— Begin Stored records —

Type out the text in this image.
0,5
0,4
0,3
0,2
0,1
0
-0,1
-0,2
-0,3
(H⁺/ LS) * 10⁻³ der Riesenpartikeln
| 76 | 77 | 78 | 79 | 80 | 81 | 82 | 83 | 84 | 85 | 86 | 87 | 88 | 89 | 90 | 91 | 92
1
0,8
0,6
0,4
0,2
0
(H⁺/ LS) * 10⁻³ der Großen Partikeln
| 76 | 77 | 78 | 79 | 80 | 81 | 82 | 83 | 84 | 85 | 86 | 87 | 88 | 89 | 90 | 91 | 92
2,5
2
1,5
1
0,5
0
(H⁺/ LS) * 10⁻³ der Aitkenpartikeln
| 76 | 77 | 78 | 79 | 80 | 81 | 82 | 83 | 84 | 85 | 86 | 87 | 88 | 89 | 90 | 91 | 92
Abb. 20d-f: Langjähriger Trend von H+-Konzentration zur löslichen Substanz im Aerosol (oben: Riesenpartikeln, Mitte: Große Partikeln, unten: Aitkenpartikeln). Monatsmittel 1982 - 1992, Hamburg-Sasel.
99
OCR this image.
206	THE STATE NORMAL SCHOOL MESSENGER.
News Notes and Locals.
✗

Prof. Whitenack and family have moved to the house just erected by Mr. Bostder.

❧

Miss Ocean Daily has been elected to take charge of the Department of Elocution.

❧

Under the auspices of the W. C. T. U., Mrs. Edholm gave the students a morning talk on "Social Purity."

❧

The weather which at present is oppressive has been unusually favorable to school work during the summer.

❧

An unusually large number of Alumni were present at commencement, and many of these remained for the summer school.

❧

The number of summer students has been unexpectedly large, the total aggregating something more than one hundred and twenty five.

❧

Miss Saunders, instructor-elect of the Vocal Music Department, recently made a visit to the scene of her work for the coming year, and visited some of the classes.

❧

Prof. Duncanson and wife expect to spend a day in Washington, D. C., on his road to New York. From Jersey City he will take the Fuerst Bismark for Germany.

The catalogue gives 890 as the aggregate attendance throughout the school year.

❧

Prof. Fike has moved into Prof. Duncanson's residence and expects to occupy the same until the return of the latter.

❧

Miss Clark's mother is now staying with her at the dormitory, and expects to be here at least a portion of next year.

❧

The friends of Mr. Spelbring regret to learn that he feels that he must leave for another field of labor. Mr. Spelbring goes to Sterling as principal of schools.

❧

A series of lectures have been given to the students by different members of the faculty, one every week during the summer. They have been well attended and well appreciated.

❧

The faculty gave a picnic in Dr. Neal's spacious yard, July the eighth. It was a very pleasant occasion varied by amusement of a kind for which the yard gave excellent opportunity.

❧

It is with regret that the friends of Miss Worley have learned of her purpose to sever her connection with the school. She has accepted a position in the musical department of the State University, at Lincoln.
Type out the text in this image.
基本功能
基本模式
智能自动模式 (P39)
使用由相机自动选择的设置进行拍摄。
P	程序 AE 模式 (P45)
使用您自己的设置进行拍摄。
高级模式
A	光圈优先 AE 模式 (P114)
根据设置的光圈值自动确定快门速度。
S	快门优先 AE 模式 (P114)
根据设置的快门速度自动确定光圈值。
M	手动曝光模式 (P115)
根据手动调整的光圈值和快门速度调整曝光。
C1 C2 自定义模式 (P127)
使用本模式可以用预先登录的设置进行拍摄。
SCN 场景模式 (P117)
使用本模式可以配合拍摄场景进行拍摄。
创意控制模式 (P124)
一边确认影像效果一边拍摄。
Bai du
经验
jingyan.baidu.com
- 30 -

— End Stored records —

Return, from the data, each line that has the word "Duncanson" in it.

Prof. Duncanson and wife expect to spend a day in Washington, D. C., on his road to New York. From Jersey City he will take the Fuerst Bismark for Germany.
Prof. Fike has moved into Prof. Duncanson's residence and expects to occupy the same until the return of the latter.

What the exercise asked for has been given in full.